Work out how many lines of the listing hold the string "home". Answer with that number alone.

(Stored records)
============================================================

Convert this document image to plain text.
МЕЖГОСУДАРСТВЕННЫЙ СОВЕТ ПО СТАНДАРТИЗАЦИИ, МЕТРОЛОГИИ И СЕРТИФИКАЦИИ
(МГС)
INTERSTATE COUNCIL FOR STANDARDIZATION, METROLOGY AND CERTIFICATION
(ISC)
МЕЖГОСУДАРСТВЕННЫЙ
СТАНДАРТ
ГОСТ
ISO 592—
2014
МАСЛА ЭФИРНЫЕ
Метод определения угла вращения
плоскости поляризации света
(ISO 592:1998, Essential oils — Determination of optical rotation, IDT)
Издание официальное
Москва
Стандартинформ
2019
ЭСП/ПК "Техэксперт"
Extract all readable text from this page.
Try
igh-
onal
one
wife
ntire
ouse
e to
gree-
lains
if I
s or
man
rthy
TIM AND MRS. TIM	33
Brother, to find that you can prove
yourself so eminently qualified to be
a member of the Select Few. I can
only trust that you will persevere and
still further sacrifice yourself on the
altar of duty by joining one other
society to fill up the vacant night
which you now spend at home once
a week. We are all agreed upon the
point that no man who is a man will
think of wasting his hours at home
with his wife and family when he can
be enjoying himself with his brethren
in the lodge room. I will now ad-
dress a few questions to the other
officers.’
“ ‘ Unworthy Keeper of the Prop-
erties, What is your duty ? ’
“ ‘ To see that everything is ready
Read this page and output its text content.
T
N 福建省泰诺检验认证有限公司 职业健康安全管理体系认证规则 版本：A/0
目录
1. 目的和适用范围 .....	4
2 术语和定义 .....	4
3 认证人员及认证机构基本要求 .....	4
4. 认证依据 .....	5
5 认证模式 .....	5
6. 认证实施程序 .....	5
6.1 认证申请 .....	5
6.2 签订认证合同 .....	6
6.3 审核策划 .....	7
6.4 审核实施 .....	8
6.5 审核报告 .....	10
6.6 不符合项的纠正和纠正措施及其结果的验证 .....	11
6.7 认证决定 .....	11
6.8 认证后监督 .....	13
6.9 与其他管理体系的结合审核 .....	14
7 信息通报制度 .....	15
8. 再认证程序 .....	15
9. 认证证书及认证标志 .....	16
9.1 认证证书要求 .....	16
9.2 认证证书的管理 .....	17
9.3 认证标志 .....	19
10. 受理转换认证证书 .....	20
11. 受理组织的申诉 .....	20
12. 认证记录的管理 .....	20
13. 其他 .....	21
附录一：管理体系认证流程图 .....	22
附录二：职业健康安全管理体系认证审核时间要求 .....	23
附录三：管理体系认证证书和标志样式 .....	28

============================================================

Finished task
2